Work to do |
How many lines of these entries hold the string "独立宣言"? Answer with the number alone.

Records for the exercise |
—————
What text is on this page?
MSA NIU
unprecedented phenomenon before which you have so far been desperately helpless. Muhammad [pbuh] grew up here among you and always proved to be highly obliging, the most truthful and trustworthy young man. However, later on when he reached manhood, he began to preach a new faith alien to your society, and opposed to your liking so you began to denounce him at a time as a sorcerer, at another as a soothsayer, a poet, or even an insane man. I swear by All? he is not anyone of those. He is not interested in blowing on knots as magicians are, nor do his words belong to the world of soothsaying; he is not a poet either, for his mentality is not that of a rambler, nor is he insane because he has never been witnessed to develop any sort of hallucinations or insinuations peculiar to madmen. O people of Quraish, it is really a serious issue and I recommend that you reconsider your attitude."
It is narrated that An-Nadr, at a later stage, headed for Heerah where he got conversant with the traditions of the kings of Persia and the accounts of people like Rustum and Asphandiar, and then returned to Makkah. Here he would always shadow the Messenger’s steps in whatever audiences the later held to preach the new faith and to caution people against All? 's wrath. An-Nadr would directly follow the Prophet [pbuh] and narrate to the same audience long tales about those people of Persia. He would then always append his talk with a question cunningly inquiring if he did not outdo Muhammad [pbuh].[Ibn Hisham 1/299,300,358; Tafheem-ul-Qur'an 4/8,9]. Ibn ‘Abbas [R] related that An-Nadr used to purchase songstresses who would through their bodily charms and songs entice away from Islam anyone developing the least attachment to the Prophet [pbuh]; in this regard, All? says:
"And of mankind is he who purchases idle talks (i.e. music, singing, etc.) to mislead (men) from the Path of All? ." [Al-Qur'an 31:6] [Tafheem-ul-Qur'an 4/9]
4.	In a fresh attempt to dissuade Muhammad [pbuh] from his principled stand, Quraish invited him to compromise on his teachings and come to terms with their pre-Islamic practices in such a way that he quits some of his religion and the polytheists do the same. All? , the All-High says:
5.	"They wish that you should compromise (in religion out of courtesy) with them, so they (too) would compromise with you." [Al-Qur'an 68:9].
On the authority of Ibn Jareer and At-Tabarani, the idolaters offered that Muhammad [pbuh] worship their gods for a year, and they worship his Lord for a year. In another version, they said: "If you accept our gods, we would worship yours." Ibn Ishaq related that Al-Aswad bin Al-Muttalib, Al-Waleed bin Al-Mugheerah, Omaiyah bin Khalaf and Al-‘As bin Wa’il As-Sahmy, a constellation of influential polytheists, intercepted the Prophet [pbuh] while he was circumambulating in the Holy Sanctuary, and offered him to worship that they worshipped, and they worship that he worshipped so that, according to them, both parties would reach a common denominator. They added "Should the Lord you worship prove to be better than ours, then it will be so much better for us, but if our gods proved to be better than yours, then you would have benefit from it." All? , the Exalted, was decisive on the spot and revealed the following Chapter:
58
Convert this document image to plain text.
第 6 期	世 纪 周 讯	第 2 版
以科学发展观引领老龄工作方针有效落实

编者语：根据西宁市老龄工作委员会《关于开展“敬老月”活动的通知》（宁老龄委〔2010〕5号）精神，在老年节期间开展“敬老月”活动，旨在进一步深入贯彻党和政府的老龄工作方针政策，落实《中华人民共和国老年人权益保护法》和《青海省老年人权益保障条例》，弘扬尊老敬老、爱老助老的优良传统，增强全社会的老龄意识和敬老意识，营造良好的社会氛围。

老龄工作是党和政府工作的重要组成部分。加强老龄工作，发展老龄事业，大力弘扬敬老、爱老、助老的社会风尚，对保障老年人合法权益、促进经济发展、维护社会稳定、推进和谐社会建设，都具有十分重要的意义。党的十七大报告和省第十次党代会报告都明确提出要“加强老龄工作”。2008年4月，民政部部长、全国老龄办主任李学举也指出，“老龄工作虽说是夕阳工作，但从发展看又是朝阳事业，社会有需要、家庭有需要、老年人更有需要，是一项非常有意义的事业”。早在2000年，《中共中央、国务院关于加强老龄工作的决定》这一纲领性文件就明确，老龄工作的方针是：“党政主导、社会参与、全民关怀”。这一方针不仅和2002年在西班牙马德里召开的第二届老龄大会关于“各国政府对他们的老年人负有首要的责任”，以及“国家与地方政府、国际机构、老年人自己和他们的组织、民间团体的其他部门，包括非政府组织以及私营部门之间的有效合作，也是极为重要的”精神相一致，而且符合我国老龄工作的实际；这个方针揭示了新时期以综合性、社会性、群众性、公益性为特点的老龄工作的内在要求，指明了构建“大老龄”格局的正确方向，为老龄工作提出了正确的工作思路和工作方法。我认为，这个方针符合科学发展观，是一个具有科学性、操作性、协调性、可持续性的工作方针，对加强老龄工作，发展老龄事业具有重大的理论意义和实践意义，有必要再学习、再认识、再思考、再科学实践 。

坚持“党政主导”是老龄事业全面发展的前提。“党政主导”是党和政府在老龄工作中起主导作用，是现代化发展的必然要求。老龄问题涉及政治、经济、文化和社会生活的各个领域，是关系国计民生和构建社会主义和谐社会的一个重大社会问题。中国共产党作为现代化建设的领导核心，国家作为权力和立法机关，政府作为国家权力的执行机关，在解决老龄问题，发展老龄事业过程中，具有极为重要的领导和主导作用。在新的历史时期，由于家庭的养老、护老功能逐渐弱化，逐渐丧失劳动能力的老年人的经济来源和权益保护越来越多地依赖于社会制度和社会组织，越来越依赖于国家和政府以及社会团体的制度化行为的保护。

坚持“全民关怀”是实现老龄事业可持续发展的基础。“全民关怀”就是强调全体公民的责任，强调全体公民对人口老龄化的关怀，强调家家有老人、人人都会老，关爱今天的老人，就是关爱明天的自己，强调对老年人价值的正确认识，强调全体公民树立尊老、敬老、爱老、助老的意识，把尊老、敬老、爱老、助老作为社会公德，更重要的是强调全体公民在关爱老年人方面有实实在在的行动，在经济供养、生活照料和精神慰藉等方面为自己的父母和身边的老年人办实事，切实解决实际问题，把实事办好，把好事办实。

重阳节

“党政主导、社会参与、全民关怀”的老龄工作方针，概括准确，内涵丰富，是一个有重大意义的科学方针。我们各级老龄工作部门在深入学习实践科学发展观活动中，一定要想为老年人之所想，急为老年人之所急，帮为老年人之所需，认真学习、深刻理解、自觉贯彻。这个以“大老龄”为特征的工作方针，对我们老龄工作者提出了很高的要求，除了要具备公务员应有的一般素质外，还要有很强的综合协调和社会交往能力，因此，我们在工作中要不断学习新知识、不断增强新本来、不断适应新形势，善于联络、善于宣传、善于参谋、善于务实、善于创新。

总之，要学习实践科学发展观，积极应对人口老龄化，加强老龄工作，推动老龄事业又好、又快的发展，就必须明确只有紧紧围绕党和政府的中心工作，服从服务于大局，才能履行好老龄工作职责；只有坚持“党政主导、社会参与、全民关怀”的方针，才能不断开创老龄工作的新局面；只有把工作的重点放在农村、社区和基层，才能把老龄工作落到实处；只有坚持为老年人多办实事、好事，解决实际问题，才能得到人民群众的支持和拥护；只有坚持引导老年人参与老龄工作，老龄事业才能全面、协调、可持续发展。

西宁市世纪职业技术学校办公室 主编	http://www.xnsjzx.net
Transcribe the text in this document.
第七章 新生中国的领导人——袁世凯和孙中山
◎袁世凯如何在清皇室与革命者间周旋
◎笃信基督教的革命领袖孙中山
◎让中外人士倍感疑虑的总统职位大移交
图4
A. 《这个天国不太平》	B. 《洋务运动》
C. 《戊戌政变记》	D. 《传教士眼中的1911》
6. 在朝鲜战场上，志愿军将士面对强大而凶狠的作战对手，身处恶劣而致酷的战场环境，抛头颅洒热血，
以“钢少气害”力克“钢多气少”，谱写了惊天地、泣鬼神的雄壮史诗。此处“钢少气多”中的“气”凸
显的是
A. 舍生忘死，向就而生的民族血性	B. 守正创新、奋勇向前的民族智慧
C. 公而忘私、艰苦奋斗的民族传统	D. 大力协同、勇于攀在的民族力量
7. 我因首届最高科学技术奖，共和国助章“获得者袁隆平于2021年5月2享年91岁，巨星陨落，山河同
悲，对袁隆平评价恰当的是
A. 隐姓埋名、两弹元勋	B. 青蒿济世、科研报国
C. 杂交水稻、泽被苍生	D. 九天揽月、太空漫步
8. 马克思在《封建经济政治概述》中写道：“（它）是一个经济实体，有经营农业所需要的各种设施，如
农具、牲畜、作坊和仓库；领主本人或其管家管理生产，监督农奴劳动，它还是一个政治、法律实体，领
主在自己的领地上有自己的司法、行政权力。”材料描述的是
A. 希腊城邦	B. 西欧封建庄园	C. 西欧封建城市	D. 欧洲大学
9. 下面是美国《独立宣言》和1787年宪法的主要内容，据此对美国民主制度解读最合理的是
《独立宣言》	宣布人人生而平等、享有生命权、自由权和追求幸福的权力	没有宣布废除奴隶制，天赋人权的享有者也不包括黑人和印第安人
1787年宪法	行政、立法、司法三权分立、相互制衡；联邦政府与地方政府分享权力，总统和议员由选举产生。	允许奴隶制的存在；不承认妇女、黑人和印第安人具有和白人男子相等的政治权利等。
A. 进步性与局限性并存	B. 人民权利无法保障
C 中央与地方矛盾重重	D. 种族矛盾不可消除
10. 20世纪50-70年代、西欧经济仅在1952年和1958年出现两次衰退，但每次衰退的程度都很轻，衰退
—————
Task answer |
2